§ WORK TO DO:
Can you render the lines of the records below, from the line holding "Patent image size: (727, 264)." through the line holding "The horizontal portion 66b is at (258, 168).", inclusive, as a numbered list with the blank lines dropped?

# Start of RECORDS PROVIDED

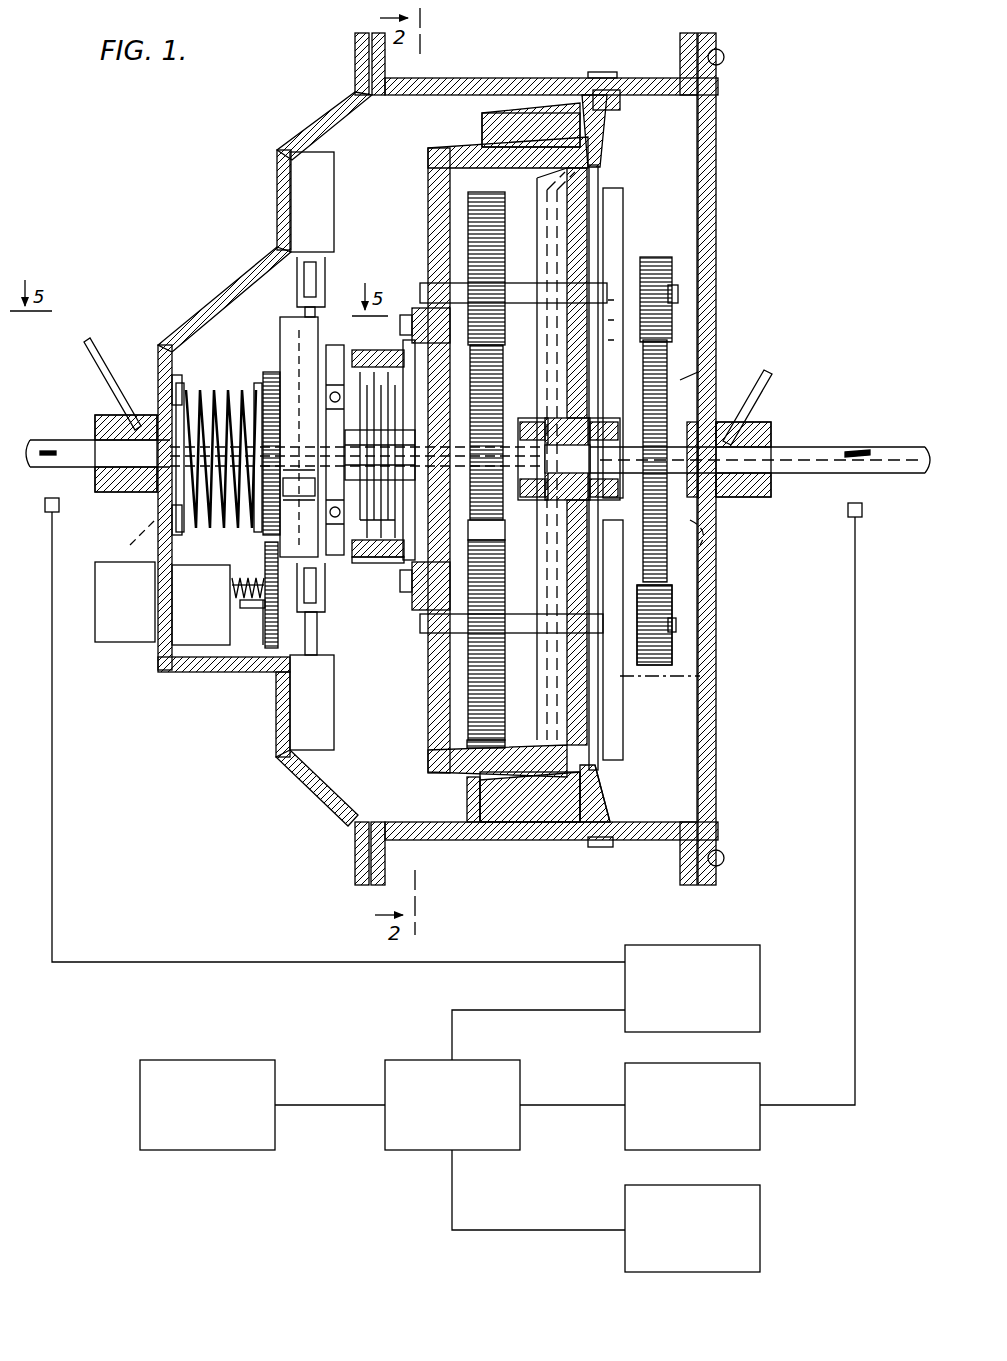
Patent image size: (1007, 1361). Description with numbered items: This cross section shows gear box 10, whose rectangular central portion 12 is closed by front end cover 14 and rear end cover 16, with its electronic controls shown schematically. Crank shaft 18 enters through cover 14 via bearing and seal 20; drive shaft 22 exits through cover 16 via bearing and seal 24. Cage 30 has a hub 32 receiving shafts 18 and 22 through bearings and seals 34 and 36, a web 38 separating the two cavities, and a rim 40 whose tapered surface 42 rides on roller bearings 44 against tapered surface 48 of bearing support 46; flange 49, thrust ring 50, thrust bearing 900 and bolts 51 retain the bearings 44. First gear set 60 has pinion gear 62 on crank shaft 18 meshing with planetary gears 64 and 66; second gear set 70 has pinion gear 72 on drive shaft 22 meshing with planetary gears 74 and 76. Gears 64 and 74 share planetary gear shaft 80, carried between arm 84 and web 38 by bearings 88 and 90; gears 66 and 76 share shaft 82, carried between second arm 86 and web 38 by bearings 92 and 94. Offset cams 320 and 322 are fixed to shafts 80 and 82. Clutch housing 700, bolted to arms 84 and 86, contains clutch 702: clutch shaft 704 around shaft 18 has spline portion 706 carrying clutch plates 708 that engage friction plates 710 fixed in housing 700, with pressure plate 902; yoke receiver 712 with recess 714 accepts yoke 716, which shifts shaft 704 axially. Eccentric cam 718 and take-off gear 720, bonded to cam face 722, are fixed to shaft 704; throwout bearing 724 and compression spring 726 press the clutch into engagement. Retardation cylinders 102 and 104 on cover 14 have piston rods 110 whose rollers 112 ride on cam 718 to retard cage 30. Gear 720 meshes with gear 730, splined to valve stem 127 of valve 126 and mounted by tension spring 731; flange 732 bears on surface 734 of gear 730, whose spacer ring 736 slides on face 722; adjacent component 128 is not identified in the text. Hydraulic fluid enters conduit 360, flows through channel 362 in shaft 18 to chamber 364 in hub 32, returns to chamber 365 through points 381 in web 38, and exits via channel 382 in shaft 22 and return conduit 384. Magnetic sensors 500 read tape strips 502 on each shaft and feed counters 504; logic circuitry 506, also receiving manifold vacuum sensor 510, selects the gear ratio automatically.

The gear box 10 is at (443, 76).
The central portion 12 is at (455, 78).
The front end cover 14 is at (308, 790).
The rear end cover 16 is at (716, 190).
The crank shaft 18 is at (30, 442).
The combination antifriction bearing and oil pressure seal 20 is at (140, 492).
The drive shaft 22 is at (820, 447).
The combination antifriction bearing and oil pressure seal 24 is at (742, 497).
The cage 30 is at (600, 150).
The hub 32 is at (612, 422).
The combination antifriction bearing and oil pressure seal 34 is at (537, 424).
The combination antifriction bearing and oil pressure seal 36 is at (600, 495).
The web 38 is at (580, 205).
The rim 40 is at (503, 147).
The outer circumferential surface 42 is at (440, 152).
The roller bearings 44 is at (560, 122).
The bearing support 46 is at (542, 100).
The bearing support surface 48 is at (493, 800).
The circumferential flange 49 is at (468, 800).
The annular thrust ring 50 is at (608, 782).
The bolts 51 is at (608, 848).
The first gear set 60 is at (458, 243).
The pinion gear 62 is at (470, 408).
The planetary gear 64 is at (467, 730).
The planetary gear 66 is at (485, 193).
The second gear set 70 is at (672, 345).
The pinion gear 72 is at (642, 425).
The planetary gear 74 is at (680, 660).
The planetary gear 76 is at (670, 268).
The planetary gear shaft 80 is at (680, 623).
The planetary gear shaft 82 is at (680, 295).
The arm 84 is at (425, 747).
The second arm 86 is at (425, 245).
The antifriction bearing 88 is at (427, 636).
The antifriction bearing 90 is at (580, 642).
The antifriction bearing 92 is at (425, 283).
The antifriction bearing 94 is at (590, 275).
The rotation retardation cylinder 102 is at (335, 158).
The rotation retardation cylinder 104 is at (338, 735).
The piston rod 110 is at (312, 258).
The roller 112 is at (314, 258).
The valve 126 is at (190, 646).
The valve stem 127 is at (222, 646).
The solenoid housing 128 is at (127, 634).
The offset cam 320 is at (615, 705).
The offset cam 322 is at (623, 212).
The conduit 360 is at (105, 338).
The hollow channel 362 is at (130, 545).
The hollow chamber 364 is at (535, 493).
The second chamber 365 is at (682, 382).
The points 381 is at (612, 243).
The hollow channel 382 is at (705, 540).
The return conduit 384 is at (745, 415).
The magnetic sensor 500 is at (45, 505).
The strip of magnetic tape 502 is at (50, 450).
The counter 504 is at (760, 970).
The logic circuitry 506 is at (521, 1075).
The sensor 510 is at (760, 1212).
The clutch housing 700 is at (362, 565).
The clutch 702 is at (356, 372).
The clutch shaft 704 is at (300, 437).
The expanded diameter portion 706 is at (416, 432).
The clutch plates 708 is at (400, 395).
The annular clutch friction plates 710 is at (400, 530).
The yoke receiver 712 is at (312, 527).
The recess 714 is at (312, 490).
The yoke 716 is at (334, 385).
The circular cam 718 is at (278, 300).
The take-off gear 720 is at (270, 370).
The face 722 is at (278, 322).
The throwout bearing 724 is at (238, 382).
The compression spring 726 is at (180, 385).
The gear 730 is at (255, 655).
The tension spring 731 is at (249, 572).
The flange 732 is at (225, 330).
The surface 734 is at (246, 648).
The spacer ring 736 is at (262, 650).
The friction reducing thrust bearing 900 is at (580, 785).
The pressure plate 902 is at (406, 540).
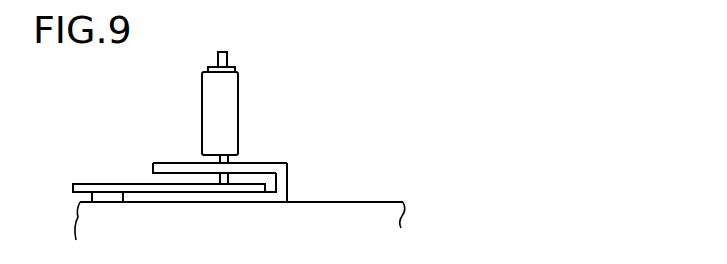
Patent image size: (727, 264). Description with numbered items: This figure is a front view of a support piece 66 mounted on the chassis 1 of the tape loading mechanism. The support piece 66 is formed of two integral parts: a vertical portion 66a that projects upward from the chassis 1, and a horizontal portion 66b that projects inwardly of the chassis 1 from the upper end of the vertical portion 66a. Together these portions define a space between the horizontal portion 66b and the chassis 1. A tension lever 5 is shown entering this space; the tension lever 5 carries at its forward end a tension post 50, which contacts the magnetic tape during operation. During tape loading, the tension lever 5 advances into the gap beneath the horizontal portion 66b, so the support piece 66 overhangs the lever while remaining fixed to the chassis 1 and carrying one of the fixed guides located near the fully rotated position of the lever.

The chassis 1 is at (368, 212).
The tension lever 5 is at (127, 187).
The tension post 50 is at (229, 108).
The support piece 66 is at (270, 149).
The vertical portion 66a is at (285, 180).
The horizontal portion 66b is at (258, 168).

# End of RECORDS PROVIDED
# Start of RECORDS PROVIDED

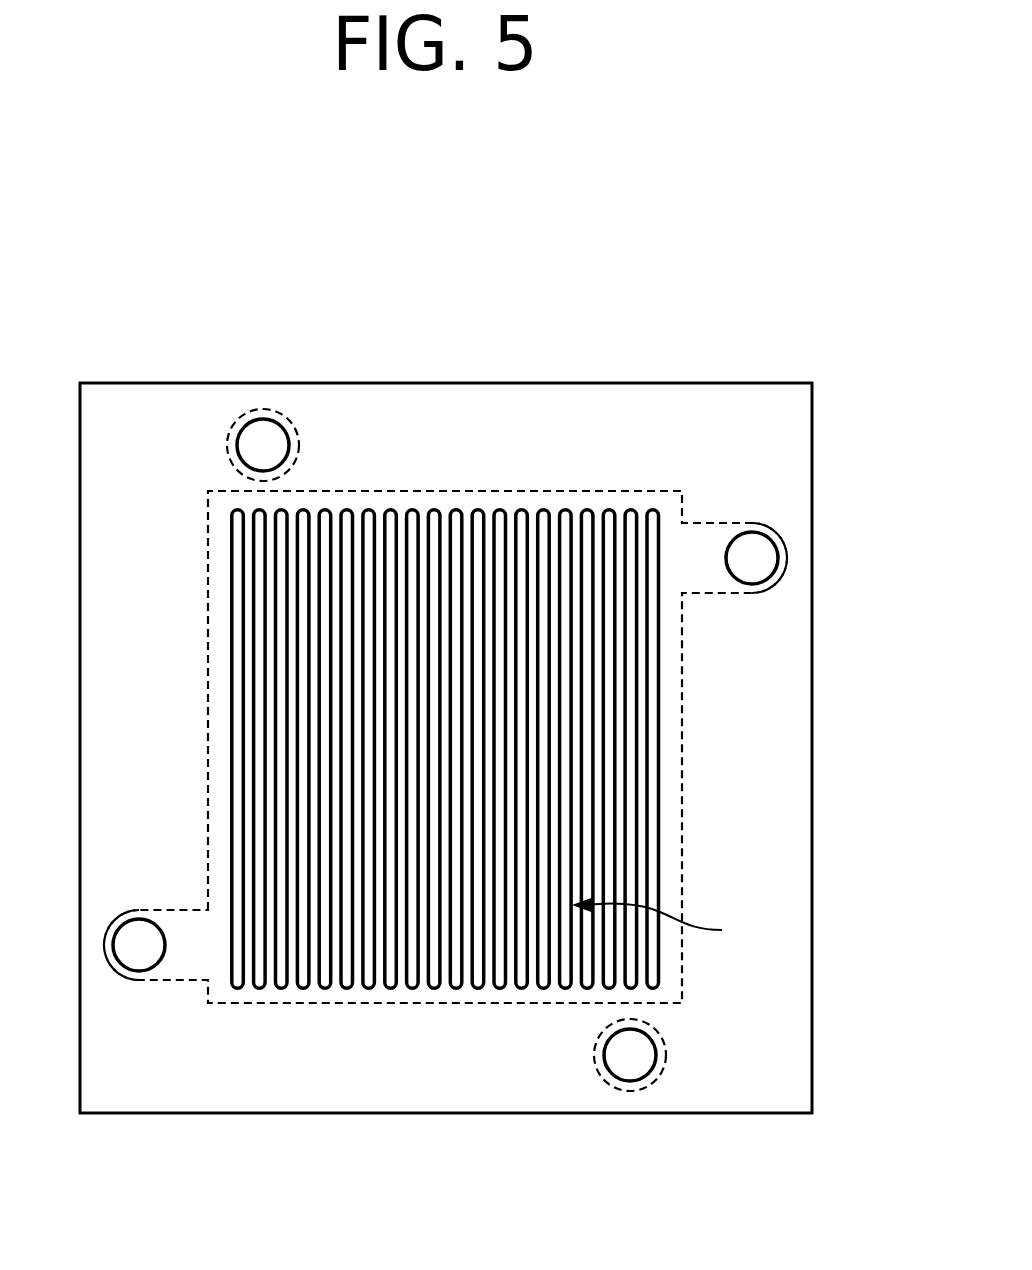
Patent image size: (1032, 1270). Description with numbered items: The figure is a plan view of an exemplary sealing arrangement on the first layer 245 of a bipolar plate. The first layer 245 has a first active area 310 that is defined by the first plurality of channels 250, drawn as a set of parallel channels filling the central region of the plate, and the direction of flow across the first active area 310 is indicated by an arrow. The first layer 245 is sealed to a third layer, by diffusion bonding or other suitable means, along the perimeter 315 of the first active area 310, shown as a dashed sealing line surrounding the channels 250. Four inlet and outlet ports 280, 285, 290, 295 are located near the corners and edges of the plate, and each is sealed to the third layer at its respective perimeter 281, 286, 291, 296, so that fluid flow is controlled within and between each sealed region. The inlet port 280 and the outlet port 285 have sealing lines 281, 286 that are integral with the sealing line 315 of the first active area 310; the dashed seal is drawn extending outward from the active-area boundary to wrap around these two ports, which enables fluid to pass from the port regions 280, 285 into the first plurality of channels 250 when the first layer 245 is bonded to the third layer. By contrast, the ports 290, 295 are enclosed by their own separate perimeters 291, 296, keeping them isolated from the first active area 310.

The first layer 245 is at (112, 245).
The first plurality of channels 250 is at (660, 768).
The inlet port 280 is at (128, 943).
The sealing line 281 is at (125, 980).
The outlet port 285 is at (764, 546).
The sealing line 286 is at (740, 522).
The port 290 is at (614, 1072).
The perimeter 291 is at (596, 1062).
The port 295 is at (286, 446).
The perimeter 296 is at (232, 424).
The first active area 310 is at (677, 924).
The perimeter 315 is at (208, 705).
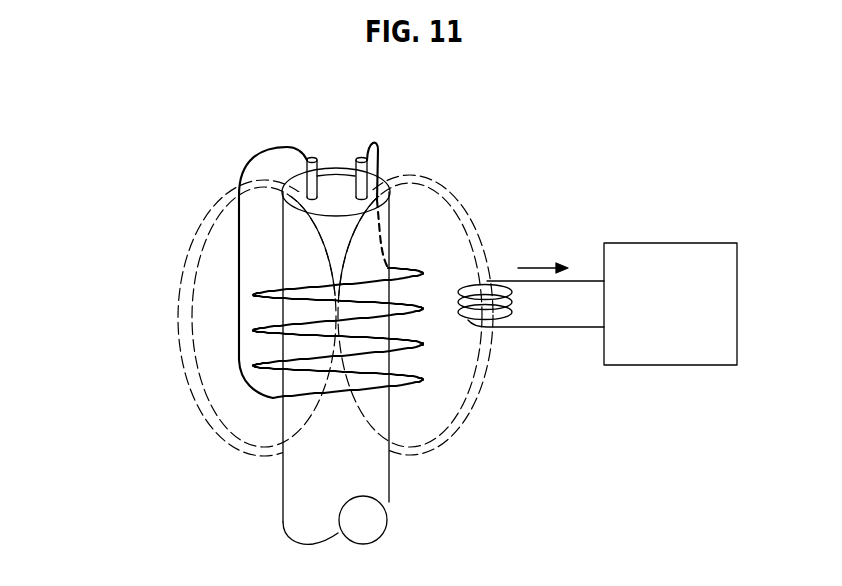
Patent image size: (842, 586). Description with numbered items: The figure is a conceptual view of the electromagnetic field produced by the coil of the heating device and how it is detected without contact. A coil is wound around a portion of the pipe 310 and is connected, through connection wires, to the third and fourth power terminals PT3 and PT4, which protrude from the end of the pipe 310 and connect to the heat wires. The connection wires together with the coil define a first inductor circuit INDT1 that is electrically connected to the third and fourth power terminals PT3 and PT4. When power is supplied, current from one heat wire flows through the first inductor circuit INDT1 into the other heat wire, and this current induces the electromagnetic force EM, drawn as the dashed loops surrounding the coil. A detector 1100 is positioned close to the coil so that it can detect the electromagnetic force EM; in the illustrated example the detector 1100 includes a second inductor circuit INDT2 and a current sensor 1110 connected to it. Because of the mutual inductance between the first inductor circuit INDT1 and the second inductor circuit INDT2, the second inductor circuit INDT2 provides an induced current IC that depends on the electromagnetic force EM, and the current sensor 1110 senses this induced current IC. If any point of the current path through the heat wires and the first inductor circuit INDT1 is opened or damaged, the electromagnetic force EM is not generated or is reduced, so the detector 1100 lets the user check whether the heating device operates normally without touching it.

# End of RECORDS PROVIDED

§ REPLY:
1. Patent image size: (727, 264). Description with numbered items: This figure is a front view of a support piece 66 mounted on the chassis 1 of the tape loading mechanism. The support piece 66 is formed of two integral parts: a vertical portion 66a that projects upward from the chassis 1, and a horizontal portion 66b that projects inwardly of the chassis 1 from the upper end of the vertical portion 66a. Together these portions define a space between the horizontal portion 66b and the chassis 1. A tension lever 5 is shown entering this space; the tension lever 5 carries at its forward end a tension post 50, which contacts the magnetic tape during operation. During tape loading, the tension lever 5 advances into the gap beneath the horizontal portion 66b, so the support piece 66 overhangs the lever while remaining fixed to the chassis 1 and carrying one of the fixed guides located near the fully rotated position of the lever.
2. The chassis 1 is at (368, 212).
3. The tension lever 5 is at (127, 187).
4. The tension post 50 is at (229, 108).
5. The support piece 66 is at (270, 149).
6. The vertical portion 66a is at (285, 180).
7. The horizontal portion 66b is at (258, 168).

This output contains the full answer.